** start of DATA IN THIS EXERCISE **

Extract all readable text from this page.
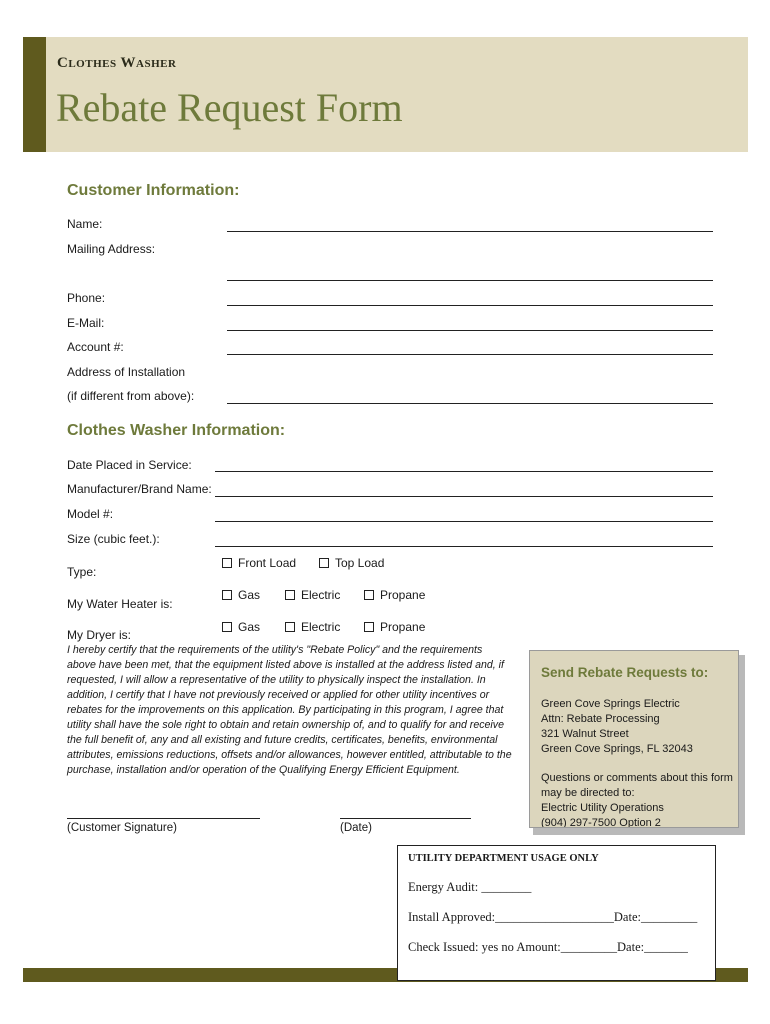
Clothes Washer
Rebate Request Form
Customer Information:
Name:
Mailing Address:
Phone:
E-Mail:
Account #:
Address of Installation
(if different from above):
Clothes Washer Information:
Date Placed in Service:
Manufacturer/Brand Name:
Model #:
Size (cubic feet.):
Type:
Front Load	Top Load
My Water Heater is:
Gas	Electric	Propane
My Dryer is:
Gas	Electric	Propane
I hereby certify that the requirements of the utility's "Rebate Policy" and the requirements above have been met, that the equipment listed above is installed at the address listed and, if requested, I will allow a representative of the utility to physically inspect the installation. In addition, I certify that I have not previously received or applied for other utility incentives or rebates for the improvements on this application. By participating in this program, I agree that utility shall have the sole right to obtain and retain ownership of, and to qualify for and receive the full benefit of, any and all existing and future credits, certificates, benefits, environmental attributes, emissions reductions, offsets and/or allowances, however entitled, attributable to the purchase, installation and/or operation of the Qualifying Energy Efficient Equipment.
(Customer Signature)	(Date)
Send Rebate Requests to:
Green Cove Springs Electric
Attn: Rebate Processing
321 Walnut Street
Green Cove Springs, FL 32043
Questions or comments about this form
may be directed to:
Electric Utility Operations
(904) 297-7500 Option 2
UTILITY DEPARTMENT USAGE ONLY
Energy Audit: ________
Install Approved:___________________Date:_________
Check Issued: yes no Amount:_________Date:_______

** end of DATA IN THIS EXERCISE **
** start of DATA IN THIS EXERCISE **

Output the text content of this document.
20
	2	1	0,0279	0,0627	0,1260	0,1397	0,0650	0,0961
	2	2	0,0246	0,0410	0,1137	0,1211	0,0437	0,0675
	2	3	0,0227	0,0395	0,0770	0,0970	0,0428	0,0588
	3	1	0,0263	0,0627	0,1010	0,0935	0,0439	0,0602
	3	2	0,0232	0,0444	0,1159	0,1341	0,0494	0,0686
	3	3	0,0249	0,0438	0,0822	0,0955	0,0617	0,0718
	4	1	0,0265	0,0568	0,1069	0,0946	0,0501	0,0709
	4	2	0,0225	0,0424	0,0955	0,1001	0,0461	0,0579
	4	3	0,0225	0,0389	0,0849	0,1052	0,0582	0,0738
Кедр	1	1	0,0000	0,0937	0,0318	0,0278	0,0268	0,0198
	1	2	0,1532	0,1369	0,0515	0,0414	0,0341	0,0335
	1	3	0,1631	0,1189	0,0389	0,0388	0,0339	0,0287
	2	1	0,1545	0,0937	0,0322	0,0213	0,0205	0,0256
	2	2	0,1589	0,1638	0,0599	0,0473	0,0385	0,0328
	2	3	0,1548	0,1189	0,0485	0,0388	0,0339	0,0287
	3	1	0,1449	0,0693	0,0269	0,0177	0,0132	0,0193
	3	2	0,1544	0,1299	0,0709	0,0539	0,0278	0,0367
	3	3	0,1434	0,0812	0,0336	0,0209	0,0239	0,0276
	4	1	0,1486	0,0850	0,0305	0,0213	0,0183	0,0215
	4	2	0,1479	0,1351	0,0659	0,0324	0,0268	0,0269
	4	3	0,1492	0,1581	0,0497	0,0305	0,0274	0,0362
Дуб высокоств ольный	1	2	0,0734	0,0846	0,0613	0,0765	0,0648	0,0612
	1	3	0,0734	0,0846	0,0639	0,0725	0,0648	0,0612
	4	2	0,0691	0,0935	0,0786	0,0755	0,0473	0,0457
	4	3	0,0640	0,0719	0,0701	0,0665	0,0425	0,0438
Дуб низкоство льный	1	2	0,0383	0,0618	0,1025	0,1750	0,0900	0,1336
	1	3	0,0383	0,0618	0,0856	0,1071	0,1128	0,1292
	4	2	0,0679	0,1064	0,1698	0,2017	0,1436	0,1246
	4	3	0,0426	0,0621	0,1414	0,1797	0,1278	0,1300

** end of DATA IN THIS EXERCISE **

*WHAT THE TASK REQUIRES*. All lines of the data above that include the word "Electric" must be shown.

*RESULT OF THE EXERCISE*.
Gas	Electric	Propane
Gas	Electric	Propane
Green Cove Springs Electric
Electric Utility Operations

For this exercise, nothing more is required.